• [AIM OF THE EXERCISE]: Restate the records that follow word for word; no pictures should appear.

─── DATASET ───

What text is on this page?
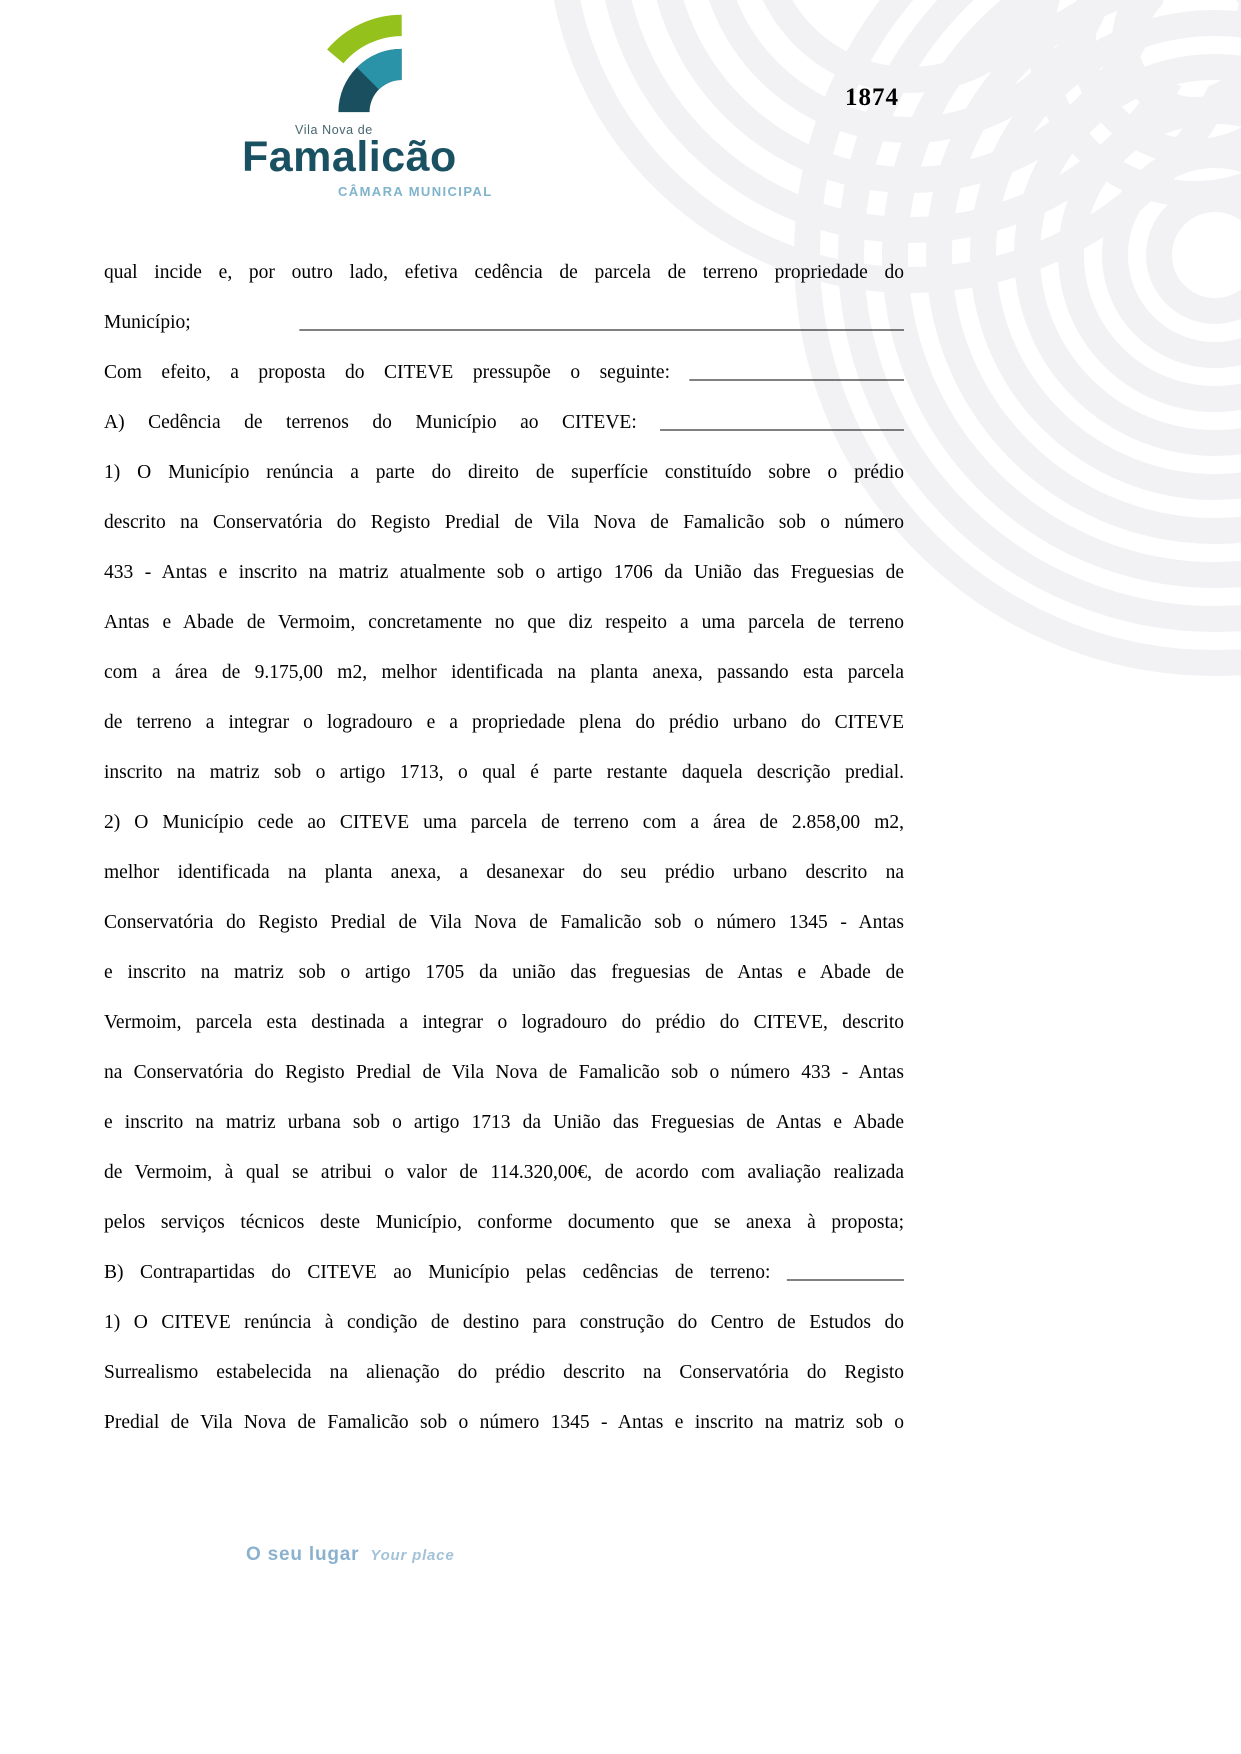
Vila Nova de
Famalicão
CÂMARA MUNICIPAL
1874
qual incide e, por outro lado, efetiva cedência de parcela de terreno propriedade do
Município; ______________________________________________________________
Com efeito, a proposta do CITEVE pressupõe o seguinte: ______________________
A) Cedência de terrenos do Município ao CITEVE: _________________________
1) O Município renúncia a parte do direito de superfície constituído sobre o prédio
descrito na Conservatória do Registo Predial de Vila Nova de Famalicão sob o número
433 - Antas e inscrito na matriz atualmente sob o artigo 1706 da União das Freguesias de
Antas e Abade de Vermoim, concretamente no que diz respeito a uma parcela de terreno
com a área de 9.175,00 m2, melhor identificada na planta anexa, passando esta parcela
de terreno a integrar o logradouro e a propriedade plena do prédio urbano do CITEVE
inscrito na matriz sob o artigo 1713, o qual é parte restante daquela descrição predial.
2) O Município cede ao CITEVE uma parcela de terreno com a área de 2.858,00 m2,
melhor identificada na planta anexa, a desanexar do seu prédio urbano descrito na
Conservatória do Registo Predial de Vila Nova de Famalicão sob o número 1345 - Antas
e inscrito na matriz sob o artigo 1705 da união das freguesias de Antas e Abade de
Vermoim, parcela esta destinada a integrar o logradouro do prédio do CITEVE, descrito
na Conservatória do Registo Predial de Vila Nova de Famalicão sob o número 433 - Antas
e inscrito na matriz urbana sob o artigo 1713 da União das Freguesias de Antas e Abade
de Vermoim, à qual se atribui o valor de 114.320,00€, de acordo com avaliação realizada
pelos serviços técnicos deste Município, conforme documento que se anexa à proposta;
B) Contrapartidas do CITEVE ao Município pelas cedências de terreno: ____________
1) O CITEVE renúncia à condição de destino para construção do Centro de Estudos do
Surrealismo estabelecida na alienação do prédio descrito na Conservatória do Registo
Predial de Vila Nova de Famalicão sob o número 1345 - Antas e inscrito na matriz sob o
O seu lugar Your place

───

• [TASK RESULT]:
What text is on this page?
Vila Nova de
Famalicão
CÂMARA MUNICIPAL
1874
qual incide e, por outro lado, efetiva cedência de parcela de terreno propriedade do
Município; ______________________________________________________________
Com efeito, a proposta do CITEVE pressupõe o seguinte: ______________________
A) Cedência de terrenos do Município ao CITEVE: _________________________
1) O Município renúncia a parte do direito de superfície constituído sobre o prédio
descrito na Conservatória do Registo Predial de Vila Nova de Famalicão sob o número
433 - Antas e inscrito na matriz atualmente sob o artigo 1706 da União das Freguesias de
Antas e Abade de Vermoim, concretamente no que diz respeito a uma parcela de terreno
com a área de 9.175,00 m2, melhor identificada na planta anexa, passando esta parcela
de terreno a integrar o logradouro e a propriedade plena do prédio urbano do CITEVE
inscrito na matriz sob o artigo 1713, o qual é parte restante daquela descrição predial.
2) O Município cede ao CITEVE uma parcela de terreno com a área de 2.858,00 m2,
melhor identificada na planta anexa, a desanexar do seu prédio urbano descrito na
Conservatória do Registo Predial de Vila Nova de Famalicão sob o número 1345 - Antas
e inscrito na matriz sob o artigo 1705 da união das freguesias de Antas e Abade de
Vermoim, parcela esta destinada a integrar o logradouro do prédio do CITEVE, descrito
na Conservatória do Registo Predial de Vila Nova de Famalicão sob o número 433 - Antas
e inscrito na matriz urbana sob o artigo 1713 da União das Freguesias de Antas e Abade
de Vermoim, à qual se atribui o valor de 114.320,00€, de acordo com avaliação realizada
pelos serviços técnicos deste Município, conforme documento que se anexa à proposta;
B) Contrapartidas do CITEVE ao Município pelas cedências de terreno: ____________
1) O CITEVE renúncia à condição de destino para construção do Centro de Estudos do
Surrealismo estabelecida na alienação do prédio descrito na Conservatória do Registo
Predial de Vila Nova de Famalicão sob o número 1345 - Antas e inscrito na matriz sob o
O seu lugar Your place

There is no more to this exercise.